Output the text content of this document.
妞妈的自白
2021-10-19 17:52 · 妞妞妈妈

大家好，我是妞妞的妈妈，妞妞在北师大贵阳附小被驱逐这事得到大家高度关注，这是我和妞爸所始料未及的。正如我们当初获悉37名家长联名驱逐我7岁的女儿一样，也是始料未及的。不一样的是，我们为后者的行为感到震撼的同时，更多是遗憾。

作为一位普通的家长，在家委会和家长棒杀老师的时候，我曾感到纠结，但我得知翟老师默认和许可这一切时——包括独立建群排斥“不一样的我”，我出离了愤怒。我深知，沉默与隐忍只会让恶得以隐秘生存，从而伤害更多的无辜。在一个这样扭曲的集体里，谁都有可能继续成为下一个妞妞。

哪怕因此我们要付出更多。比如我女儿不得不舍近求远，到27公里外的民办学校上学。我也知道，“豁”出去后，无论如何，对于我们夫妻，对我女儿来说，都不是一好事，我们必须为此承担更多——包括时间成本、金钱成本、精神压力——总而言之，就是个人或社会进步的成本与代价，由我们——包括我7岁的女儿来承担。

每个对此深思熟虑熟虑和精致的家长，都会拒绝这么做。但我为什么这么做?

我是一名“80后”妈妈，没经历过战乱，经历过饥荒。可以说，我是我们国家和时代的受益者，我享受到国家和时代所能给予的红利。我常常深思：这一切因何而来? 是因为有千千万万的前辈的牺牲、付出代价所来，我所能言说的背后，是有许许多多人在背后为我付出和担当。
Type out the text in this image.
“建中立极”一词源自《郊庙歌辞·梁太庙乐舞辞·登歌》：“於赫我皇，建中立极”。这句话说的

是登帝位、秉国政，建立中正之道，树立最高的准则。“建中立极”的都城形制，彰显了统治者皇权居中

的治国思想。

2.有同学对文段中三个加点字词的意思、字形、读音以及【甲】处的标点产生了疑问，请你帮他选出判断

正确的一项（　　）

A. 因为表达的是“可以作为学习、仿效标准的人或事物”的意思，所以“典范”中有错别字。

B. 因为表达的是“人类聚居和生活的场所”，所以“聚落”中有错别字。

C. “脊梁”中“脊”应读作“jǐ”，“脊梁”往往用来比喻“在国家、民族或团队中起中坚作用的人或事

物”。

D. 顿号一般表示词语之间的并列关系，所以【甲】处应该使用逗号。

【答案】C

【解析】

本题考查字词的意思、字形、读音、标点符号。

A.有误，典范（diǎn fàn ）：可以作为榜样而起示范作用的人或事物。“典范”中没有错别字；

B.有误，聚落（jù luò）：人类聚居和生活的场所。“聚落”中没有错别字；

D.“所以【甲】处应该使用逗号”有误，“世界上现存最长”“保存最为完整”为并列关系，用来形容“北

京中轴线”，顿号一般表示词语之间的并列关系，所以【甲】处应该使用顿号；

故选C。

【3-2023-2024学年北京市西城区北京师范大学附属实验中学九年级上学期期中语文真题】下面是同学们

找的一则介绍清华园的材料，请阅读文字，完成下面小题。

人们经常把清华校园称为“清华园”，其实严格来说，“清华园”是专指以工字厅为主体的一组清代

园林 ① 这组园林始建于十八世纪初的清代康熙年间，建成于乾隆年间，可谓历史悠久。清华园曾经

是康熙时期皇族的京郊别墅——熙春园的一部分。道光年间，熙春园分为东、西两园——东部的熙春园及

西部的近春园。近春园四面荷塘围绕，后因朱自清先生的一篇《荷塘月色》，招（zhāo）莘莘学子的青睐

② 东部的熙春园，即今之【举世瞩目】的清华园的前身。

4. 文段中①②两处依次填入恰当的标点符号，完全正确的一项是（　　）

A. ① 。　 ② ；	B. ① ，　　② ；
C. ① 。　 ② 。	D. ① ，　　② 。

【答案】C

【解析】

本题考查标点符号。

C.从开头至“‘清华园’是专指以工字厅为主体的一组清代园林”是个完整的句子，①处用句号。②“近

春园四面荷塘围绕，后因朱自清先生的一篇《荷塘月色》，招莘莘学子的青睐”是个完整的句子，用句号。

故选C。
====================
*GOAL*
From the preceding material, extract every line exactly.

*SOLUTION*
Output the text content of this document.
妞妈的自白
2021-10-19 17:52 · 妞妞妈妈

大家好，我是妞妞的妈妈，妞妞在北师大贵阳附小被驱逐这事得到大家高度关注，这是我和妞爸所始料未及的。正如我们当初获悉37名家长联名驱逐我7岁的女儿一样，也是始料未及的。不一样的是，我们为后者的行为感到震撼的同时，更多是遗憾。

作为一位普通的家长，在家委会和家长棒杀老师的时候，我曾感到纠结，但我得知翟老师默认和许可这一切时——包括独立建群排斥“不一样的我”，我出离了愤怒。我深知，沉默与隐忍只会让恶得以隐秘生存，从而伤害更多的无辜。在一个这样扭曲的集体里，谁都有可能继续成为下一个妞妞。

哪怕因此我们要付出更多。比如我女儿不得不舍近求远，到27公里外的民办学校上学。我也知道，“豁”出去后，无论如何，对于我们夫妻，对我女儿来说，都不是一好事，我们必须为此承担更多——包括时间成本、金钱成本、精神压力——总而言之，就是个人或社会进步的成本与代价，由我们——包括我7岁的女儿来承担。

每个对此深思熟虑熟虑和精致的家长，都会拒绝这么做。但我为什么这么做?

我是一名“80后”妈妈，没经历过战乱，经历过饥荒。可以说，我是我们国家和时代的受益者，我享受到国家和时代所能给予的红利。我常常深思：这一切因何而来? 是因为有千千万万的前辈的牺牲、付出代价所来，我所能言说的背后，是有许许多多人在背后为我付出和担当。
Type out the text in this image.
“建中立极”一词源自《郊庙歌辞·梁太庙乐舞辞·登歌》：“於赫我皇，建中立极”。这句话说的

是登帝位、秉国政，建立中正之道，树立最高的准则。“建中立极”的都城形制，彰显了统治者皇权居中

的治国思想。

2.有同学对文段中三个加点字词的意思、字形、读音以及【甲】处的标点产生了疑问，请你帮他选出判断

正确的一项（　　）

A. 因为表达的是“可以作为学习、仿效标准的人或事物”的意思，所以“典范”中有错别字。

B. 因为表达的是“人类聚居和生活的场所”，所以“聚落”中有错别字。

C. “脊梁”中“脊”应读作“jǐ”，“脊梁”往往用来比喻“在国家、民族或团队中起中坚作用的人或事

物”。

D. 顿号一般表示词语之间的并列关系，所以【甲】处应该使用逗号。

【答案】C

【解析】

本题考查字词的意思、字形、读音、标点符号。

A.有误，典范（diǎn fàn ）：可以作为榜样而起示范作用的人或事物。“典范”中没有错别字；

B.有误，聚落（jù luò）：人类聚居和生活的场所。“聚落”中没有错别字；

D.“所以【甲】处应该使用逗号”有误，“世界上现存最长”“保存最为完整”为并列关系，用来形容“北

京中轴线”，顿号一般表示词语之间的并列关系，所以【甲】处应该使用顿号；

故选C。

【3-2023-2024学年北京市西城区北京师范大学附属实验中学九年级上学期期中语文真题】下面是同学们

找的一则介绍清华园的材料，请阅读文字，完成下面小题。

人们经常把清华校园称为“清华园”，其实严格来说，“清华园”是专指以工字厅为主体的一组清代

园林 ① 这组园林始建于十八世纪初的清代康熙年间，建成于乾隆年间，可谓历史悠久。清华园曾经

是康熙时期皇族的京郊别墅——熙春园的一部分。道光年间，熙春园分为东、西两园——东部的熙春园及

西部的近春园。近春园四面荷塘围绕，后因朱自清先生的一篇《荷塘月色》，招（zhāo）莘莘学子的青睐

② 东部的熙春园，即今之【举世瞩目】的清华园的前身。

4. 文段中①②两处依次填入恰当的标点符号，完全正确的一项是（　　）

A. ① 。　 ② ；	B. ① ，　　② ；
C. ① 。　 ② 。	D. ① ，　　② 。

【答案】C

【解析】

本题考查标点符号。

C.从开头至“‘清华园’是专指以工字厅为主体的一组清代园林”是个完整的句子，①处用句号。②“近

春园四面荷塘围绕，后因朱自清先生的一篇《荷塘月色》，招莘莘学子的青睐”是个完整的句子，用句号。

故选C。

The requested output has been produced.